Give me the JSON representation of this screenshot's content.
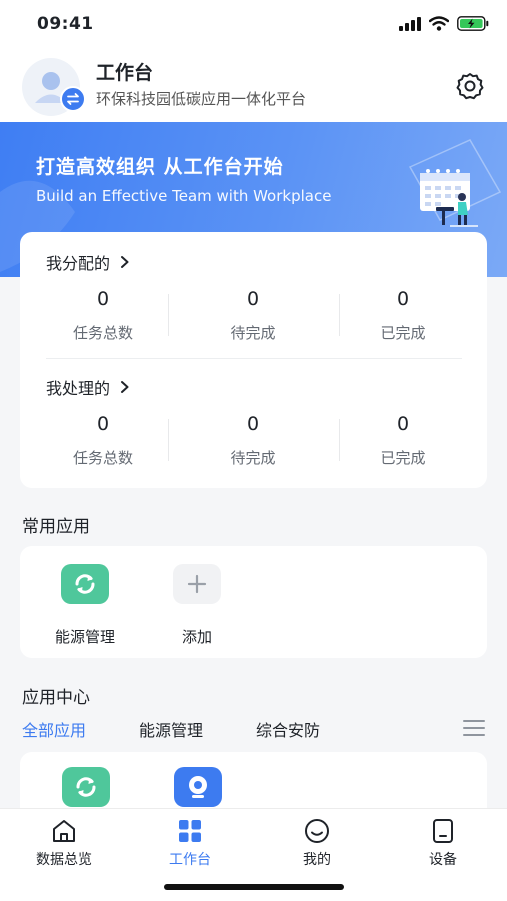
{
  "status_bar": {
    "time": "09:41"
  },
  "header": {
    "title": "工作台",
    "subtitle": "环保科技园低碳应用一体化平台"
  },
  "banner": {
    "title": "打造高效组织 从工作台开始",
    "subtitle": "Build an Effective Team with Workplace"
  },
  "assigned": {
    "title": "我分配的",
    "stats": [
      {
        "value": "0",
        "label": "任务总数"
      },
      {
        "value": "0",
        "label": "待完成"
      },
      {
        "value": "0",
        "label": "已完成"
      }
    ]
  },
  "handled": {
    "title": "我处理的",
    "stats": [
      {
        "value": "0",
        "label": "任务总数"
      },
      {
        "value": "0",
        "label": "待完成"
      },
      {
        "value": "0",
        "label": "已完成"
      }
    ]
  },
  "common_apps": {
    "title": "常用应用",
    "items": [
      {
        "label": "能源管理",
        "icon": "energy-icon"
      },
      {
        "label": "添加",
        "icon": "plus-icon"
      }
    ]
  },
  "app_center": {
    "title": "应用中心",
    "tabs": [
      {
        "label": "全部应用"
      },
      {
        "label": "能源管理"
      },
      {
        "label": "综合安防"
      }
    ]
  },
  "bottom_nav": [
    {
      "label": "数据总览",
      "icon": "home-icon"
    },
    {
      "label": "工作台",
      "icon": "grid-icon"
    },
    {
      "label": "我的",
      "icon": "smile-icon"
    },
    {
      "label": "设备",
      "icon": "device-icon"
    }
  ],
  "colors": {
    "accent": "#3d7bf0",
    "app_green": "#4fc79b",
    "background": "#f5f6f8"
  }
}
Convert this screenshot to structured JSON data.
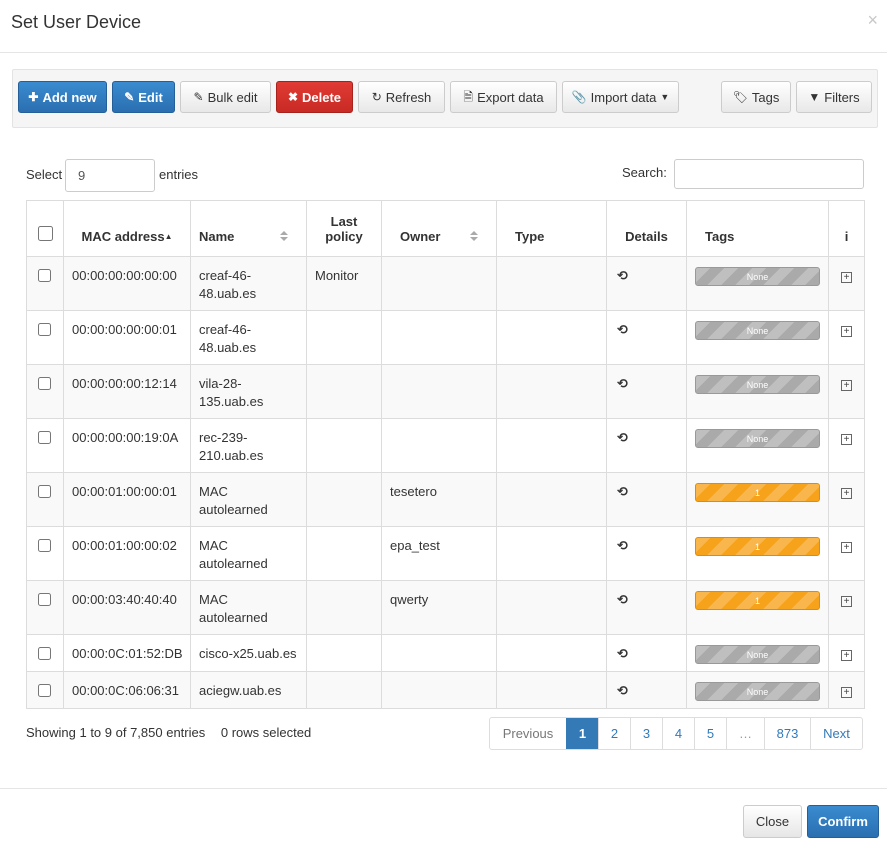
{
  "modal": {
    "title": "Set User Device",
    "close_glyph": "×"
  },
  "toolbar": {
    "add_new": "Add new",
    "edit": "Edit",
    "bulk_edit": "Bulk edit",
    "delete": "Delete",
    "refresh": "Refresh",
    "export_data": "Export data",
    "import_data": "Import data",
    "tags": "Tags",
    "filters": "Filters"
  },
  "length_control": {
    "prefix": "Select",
    "value": "9",
    "suffix": "entries"
  },
  "search": {
    "label": "Search:",
    "value": ""
  },
  "table": {
    "headers": {
      "mac": "MAC address",
      "name": "Name",
      "last_policy_1": "Last",
      "last_policy_2": "policy",
      "owner": "Owner",
      "type": "Type",
      "details": "Details",
      "tags": "Tags",
      "info": "i"
    },
    "rows": [
      {
        "mac": "00:00:00:00:00:00",
        "name_1": "creaf-46-",
        "name_2": "48.uab.es",
        "policy": "Monitor",
        "owner": "",
        "type": "",
        "tag": "None"
      },
      {
        "mac": "00:00:00:00:00:01",
        "name_1": "creaf-46-",
        "name_2": "48.uab.es",
        "policy": "",
        "owner": "",
        "type": "",
        "tag": "None"
      },
      {
        "mac": "00:00:00:00:12:14",
        "name_1": "vila-28-",
        "name_2": "135.uab.es",
        "policy": "",
        "owner": "",
        "type": "",
        "tag": "None"
      },
      {
        "mac": "00:00:00:00:19:0A",
        "name_1": "rec-239-",
        "name_2": "210.uab.es",
        "policy": "",
        "owner": "",
        "type": "",
        "tag": "None"
      },
      {
        "mac": "00:00:01:00:00:01",
        "name_1": "MAC",
        "name_2": "autolearned",
        "policy": "",
        "owner": "tesetero",
        "type": "",
        "tag": "1"
      },
      {
        "mac": "00:00:01:00:00:02",
        "name_1": "MAC",
        "name_2": "autolearned",
        "policy": "",
        "owner": "epa_test",
        "type": "",
        "tag": "1"
      },
      {
        "mac": "00:00:03:40:40:40",
        "name_1": "MAC",
        "name_2": "autolearned",
        "policy": "",
        "owner": "qwerty",
        "type": "",
        "tag": "1"
      },
      {
        "mac": "00:00:0C:01:52:DB",
        "name_1": "cisco-x25.uab.es",
        "name_2": "",
        "policy": "",
        "owner": "",
        "type": "",
        "tag": "None"
      },
      {
        "mac": "00:00:0C:06:06:31",
        "name_1": "aciegw.uab.es",
        "name_2": "",
        "policy": "",
        "owner": "",
        "type": "",
        "tag": "None"
      }
    ]
  },
  "status": {
    "showing": "Showing 1 to 9 of 7,850 entries",
    "selected": "0 rows selected"
  },
  "pagination": {
    "previous": "Previous",
    "p1": "1",
    "p2": "2",
    "p3": "3",
    "p4": "4",
    "p5": "5",
    "ellipsis": "…",
    "last": "873",
    "next": "Next"
  },
  "footer": {
    "close": "Close",
    "confirm": "Confirm"
  },
  "colors": {
    "primary": "#337ab7",
    "danger": "#d9352f",
    "tag_none": "#aaaaaa",
    "tag_active": "#f7a21b"
  },
  "icons": {
    "add": "plus-icon",
    "edit": "pencil-icon",
    "bulk": "pencil-icon",
    "delete": "times-icon",
    "refresh": "refresh-icon",
    "export": "file-icon",
    "import": "paperclip-icon",
    "tags": "tags-icon",
    "filters": "filter-icon",
    "details": "history-icon",
    "expand": "plus-square-icon"
  }
}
☆ ☆ ☆
• TASK PROMPT
Return the full material word for word. Do not include the pictures.

• RESPONSE TO THE EXERCISE
Give me the JSON representation of this screenshot's content.
{
  "status_bar": {
    "time": "09:41"
  },
  "header": {
    "title": "工作台",
    "subtitle": "环保科技园低碳应用一体化平台"
  },
  "banner": {
    "title": "打造高效组织 从工作台开始",
    "subtitle": "Build an Effective Team with Workplace"
  },
  "assigned": {
    "title": "我分配的",
    "stats": [
      {
        "value": "0",
        "label": "任务总数"
      },
      {
        "value": "0",
        "label": "待完成"
      },
      {
        "value": "0",
        "label": "已完成"
      }
    ]
  },
  "handled": {
    "title": "我处理的",
    "stats": [
      {
        "value": "0",
        "label": "任务总数"
      },
      {
        "value": "0",
        "label": "待完成"
      },
      {
        "value": "0",
        "label": "已完成"
      }
    ]
  },
  "common_apps": {
    "title": "常用应用",
    "items": [
      {
        "label": "能源管理",
        "icon": "energy-icon"
      },
      {
        "label": "添加",
        "icon": "plus-icon"
      }
    ]
  },
  "app_center": {
    "title": "应用中心",
    "tabs": [
      {
        "label": "全部应用"
      },
      {
        "label": "能源管理"
      },
      {
        "label": "综合安防"
      }
    ]
  },
  "bottom_nav": [
    {
      "label": "数据总览",
      "icon": "home-icon"
    },
    {
      "label": "工作台",
      "icon": "grid-icon"
    },
    {
      "label": "我的",
      "icon": "smile-icon"
    },
    {
      "label": "设备",
      "icon": "device-icon"
    }
  ],
  "colors": {
    "accent": "#3d7bf0",
    "app_green": "#4fc79b",
    "background": "#f5f6f8"
  }
}
Convert this screenshot to structured JSON data.
{
  "modal": {
    "title": "Set User Device",
    "close_glyph": "×"
  },
  "toolbar": {
    "add_new": "Add new",
    "edit": "Edit",
    "bulk_edit": "Bulk edit",
    "delete": "Delete",
    "refresh": "Refresh",
    "export_data": "Export data",
    "import_data": "Import data",
    "tags": "Tags",
    "filters": "Filters"
  },
  "length_control": {
    "prefix": "Select",
    "value": "9",
    "suffix": "entries"
  },
  "search": {
    "label": "Search:",
    "value": ""
  },
  "table": {
    "headers": {
      "mac": "MAC address",
      "name": "Name",
      "last_policy_1": "Last",
      "last_policy_2": "policy",
      "owner": "Owner",
      "type": "Type",
      "details": "Details",
      "tags": "Tags",
      "info": "i"
    },
    "rows": [
      {
        "mac": "00:00:00:00:00:00",
        "name_1": "creaf-46-",
        "name_2": "48.uab.es",
        "policy": "Monitor",
        "owner": "",
        "type": "",
        "tag": "None"
      },
      {
        "mac": "00:00:00:00:00:01",
        "name_1": "creaf-46-",
        "name_2": "48.uab.es",
        "policy": "",
        "owner": "",
        "type": "",
        "tag": "None"
      },
      {
        "mac": "00:00:00:00:12:14",
        "name_1": "vila-28-",
        "name_2": "135.uab.es",
        "policy": "",
        "owner": "",
        "type": "",
        "tag": "None"
      },
      {
        "mac": "00:00:00:00:19:0A",
        "name_1": "rec-239-",
        "name_2": "210.uab.es",
        "policy": "",
        "owner": "",
        "type": "",
        "tag": "None"
      },
      {
        "mac": "00:00:01:00:00:01",
        "name_1": "MAC",
        "name_2": "autolearned",
        "policy": "",
        "owner": "tesetero",
        "type": "",
        "tag": "1"
      },
      {
        "mac": "00:00:01:00:00:02",
        "name_1": "MAC",
        "name_2": "autolearned",
        "policy": "",
        "owner": "epa_test",
        "type": "",
        "tag": "1"
      },
      {
        "mac": "00:00:03:40:40:40",
        "name_1": "MAC",
        "name_2": "autolearned",
        "policy": "",
        "owner": "qwerty",
        "type": "",
        "tag": "1"
      },
      {
        "mac": "00:00:0C:01:52:DB",
        "name_1": "cisco-x25.uab.es",
        "name_2": "",
        "policy": "",
        "owner": "",
        "type": "",
        "tag": "None"
      },
      {
        "mac": "00:00:0C:06:06:31",
        "name_1": "aciegw.uab.es",
        "name_2": "",
        "policy": "",
        "owner": "",
        "type": "",
        "tag": "None"
      }
    ]
  },
  "status": {
    "showing": "Showing 1 to 9 of 7,850 entries",
    "selected": "0 rows selected"
  },
  "pagination": {
    "previous": "Previous",
    "p1": "1",
    "p2": "2",
    "p3": "3",
    "p4": "4",
    "p5": "5",
    "ellipsis": "…",
    "last": "873",
    "next": "Next"
  },
  "footer": {
    "close": "Close",
    "confirm": "Confirm"
  },
  "colors": {
    "primary": "#337ab7",
    "danger": "#d9352f",
    "tag_none": "#aaaaaa",
    "tag_active": "#f7a21b"
  },
  "icons": {
    "add": "plus-icon",
    "edit": "pencil-icon",
    "bulk": "pencil-icon",
    "delete": "times-icon",
    "refresh": "refresh-icon",
    "export": "file-icon",
    "import": "paperclip-icon",
    "tags": "tags-icon",
    "filters": "filter-icon",
    "details": "history-icon",
    "expand": "plus-square-icon"
  }
}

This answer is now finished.